[Data items]
==============================
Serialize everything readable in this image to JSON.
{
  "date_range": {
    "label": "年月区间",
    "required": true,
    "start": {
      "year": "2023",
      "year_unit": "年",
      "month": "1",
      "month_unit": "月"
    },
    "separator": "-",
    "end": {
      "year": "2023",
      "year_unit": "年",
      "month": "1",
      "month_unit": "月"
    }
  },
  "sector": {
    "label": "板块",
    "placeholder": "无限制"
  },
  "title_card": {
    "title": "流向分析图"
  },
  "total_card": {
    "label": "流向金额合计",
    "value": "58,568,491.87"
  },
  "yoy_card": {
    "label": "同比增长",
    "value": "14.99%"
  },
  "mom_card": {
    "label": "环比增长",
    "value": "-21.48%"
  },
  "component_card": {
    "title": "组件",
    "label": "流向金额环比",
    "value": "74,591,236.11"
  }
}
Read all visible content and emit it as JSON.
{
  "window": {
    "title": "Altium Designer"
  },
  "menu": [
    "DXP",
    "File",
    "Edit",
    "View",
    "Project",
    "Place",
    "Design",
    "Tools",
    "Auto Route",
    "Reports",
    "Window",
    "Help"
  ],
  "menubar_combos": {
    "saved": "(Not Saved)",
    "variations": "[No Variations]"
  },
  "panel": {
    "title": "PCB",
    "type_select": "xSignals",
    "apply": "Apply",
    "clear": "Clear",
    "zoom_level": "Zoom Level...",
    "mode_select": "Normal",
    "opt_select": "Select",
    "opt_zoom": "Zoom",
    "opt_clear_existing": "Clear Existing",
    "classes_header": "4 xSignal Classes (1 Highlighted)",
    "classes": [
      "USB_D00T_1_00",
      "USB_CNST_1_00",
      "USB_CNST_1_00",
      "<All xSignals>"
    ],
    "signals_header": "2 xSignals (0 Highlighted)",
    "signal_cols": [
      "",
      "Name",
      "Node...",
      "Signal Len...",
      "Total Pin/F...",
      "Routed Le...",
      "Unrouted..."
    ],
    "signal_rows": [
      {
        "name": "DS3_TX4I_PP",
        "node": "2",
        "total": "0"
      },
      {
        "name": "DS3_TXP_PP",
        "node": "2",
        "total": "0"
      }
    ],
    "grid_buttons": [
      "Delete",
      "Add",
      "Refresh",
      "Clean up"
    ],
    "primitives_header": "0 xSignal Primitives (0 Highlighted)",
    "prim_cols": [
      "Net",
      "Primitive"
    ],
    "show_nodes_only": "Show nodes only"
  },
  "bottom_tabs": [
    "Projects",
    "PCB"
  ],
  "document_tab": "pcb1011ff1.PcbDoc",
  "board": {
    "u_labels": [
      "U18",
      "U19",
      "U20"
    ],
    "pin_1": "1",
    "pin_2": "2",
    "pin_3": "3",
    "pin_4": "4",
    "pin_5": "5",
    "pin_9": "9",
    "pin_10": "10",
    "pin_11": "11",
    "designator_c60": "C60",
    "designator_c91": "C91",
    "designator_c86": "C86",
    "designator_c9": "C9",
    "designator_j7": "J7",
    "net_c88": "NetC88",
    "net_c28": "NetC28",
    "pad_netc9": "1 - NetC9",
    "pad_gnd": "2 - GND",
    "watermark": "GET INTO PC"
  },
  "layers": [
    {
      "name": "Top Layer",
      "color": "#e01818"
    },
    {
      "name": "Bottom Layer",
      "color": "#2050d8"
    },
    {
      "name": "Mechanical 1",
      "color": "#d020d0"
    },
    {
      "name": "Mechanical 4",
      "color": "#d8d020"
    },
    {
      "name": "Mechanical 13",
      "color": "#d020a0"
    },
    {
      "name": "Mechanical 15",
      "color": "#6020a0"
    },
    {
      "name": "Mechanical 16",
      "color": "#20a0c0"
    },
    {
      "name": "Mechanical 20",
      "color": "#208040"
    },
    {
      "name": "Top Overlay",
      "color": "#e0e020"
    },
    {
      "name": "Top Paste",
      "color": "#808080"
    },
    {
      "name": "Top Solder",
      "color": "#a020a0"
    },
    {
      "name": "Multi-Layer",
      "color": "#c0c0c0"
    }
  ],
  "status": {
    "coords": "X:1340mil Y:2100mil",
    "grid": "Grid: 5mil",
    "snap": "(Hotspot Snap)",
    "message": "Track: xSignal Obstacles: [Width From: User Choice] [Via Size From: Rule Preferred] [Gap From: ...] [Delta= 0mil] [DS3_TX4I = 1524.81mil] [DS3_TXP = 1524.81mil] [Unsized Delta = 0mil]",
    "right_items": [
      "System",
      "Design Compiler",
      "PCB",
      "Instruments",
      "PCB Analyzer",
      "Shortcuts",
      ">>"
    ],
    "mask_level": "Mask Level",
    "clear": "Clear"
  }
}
==============================
→ SHORT TASK: Copy the material above verbatim.

→ EXERCISE SOLUTION:
Serialize everything readable in this image to JSON.
{
  "date_range": {
    "label": "年月区间",
    "required": true,
    "start": {
      "year": "2023",
      "year_unit": "年",
      "month": "1",
      "month_unit": "月"
    },
    "separator": "-",
    "end": {
      "year": "2023",
      "year_unit": "年",
      "month": "1",
      "month_unit": "月"
    }
  },
  "sector": {
    "label": "板块",
    "placeholder": "无限制"
  },
  "title_card": {
    "title": "流向分析图"
  },
  "total_card": {
    "label": "流向金额合计",
    "value": "58,568,491.87"
  },
  "yoy_card": {
    "label": "同比增长",
    "value": "14.99%"
  },
  "mom_card": {
    "label": "环比增长",
    "value": "-21.48%"
  },
  "component_card": {
    "title": "组件",
    "label": "流向金额环比",
    "value": "74,591,236.11"
  }
}
Read all visible content and emit it as JSON.
{
  "window": {
    "title": "Altium Designer"
  },
  "menu": [
    "DXP",
    "File",
    "Edit",
    "View",
    "Project",
    "Place",
    "Design",
    "Tools",
    "Auto Route",
    "Reports",
    "Window",
    "Help"
  ],
  "menubar_combos": {
    "saved": "(Not Saved)",
    "variations": "[No Variations]"
  },
  "panel": {
    "title": "PCB",
    "type_select": "xSignals",
    "apply": "Apply",
    "clear": "Clear",
    "zoom_level": "Zoom Level...",
    "mode_select": "Normal",
    "opt_select": "Select",
    "opt_zoom": "Zoom",
    "opt_clear_existing": "Clear Existing",
    "classes_header": "4 xSignal Classes (1 Highlighted)",
    "classes": [
      "USB_D00T_1_00",
      "USB_CNST_1_00",
      "USB_CNST_1_00",
      "<All xSignals>"
    ],
    "signals_header": "2 xSignals (0 Highlighted)",
    "signal_cols": [
      "",
      "Name",
      "Node...",
      "Signal Len...",
      "Total Pin/F...",
      "Routed Le...",
      "Unrouted..."
    ],
    "signal_rows": [
      {
        "name": "DS3_TX4I_PP",
        "node": "2",
        "total": "0"
      },
      {
        "name": "DS3_TXP_PP",
        "node": "2",
        "total": "0"
      }
    ],
    "grid_buttons": [
      "Delete",
      "Add",
      "Refresh",
      "Clean up"
    ],
    "primitives_header": "0 xSignal Primitives (0 Highlighted)",
    "prim_cols": [
      "Net",
      "Primitive"
    ],
    "show_nodes_only": "Show nodes only"
  },
  "bottom_tabs": [
    "Projects",
    "PCB"
  ],
  "document_tab": "pcb1011ff1.PcbDoc",
  "board": {
    "u_labels": [
      "U18",
      "U19",
      "U20"
    ],
    "pin_1": "1",
    "pin_2": "2",
    "pin_3": "3",
    "pin_4": "4",
    "pin_5": "5",
    "pin_9": "9",
    "pin_10": "10",
    "pin_11": "11",
    "designator_c60": "C60",
    "designator_c91": "C91",
    "designator_c86": "C86",
    "designator_c9": "C9",
    "designator_j7": "J7",
    "net_c88": "NetC88",
    "net_c28": "NetC28",
    "pad_netc9": "1 - NetC9",
    "pad_gnd": "2 - GND",
    "watermark": "GET INTO PC"
  },
  "layers": [
    {
      "name": "Top Layer",
      "color": "#e01818"
    },
    {
      "name": "Bottom Layer",
      "color": "#2050d8"
    },
    {
      "name": "Mechanical 1",
      "color": "#d020d0"
    },
    {
      "name": "Mechanical 4",
      "color": "#d8d020"
    },
    {
      "name": "Mechanical 13",
      "color": "#d020a0"
    },
    {
      "name": "Mechanical 15",
      "color": "#6020a0"
    },
    {
      "name": "Mechanical 16",
      "color": "#20a0c0"
    },
    {
      "name": "Mechanical 20",
      "color": "#208040"
    },
    {
      "name": "Top Overlay",
      "color": "#e0e020"
    },
    {
      "name": "Top Paste",
      "color": "#808080"
    },
    {
      "name": "Top Solder",
      "color": "#a020a0"
    },
    {
      "name": "Multi-Layer",
      "color": "#c0c0c0"
    }
  ],
  "status": {
    "coords": "X:1340mil Y:2100mil",
    "grid": "Grid: 5mil",
    "snap": "(Hotspot Snap)",
    "message": "Track: xSignal Obstacles: [Width From: User Choice] [Via Size From: Rule Preferred] [Gap From: ...] [Delta= 0mil] [DS3_TX4I = 1524.81mil] [DS3_TXP = 1524.81mil] [Unsized Delta = 0mil]",
    "right_items": [
      "System",
      "Design Compiler",
      "PCB",
      "Instruments",
      "PCB Analyzer",
      "Shortcuts",
      ">>"
    ],
    "mask_level": "Mask Level",
    "clear": "Clear"
  }
}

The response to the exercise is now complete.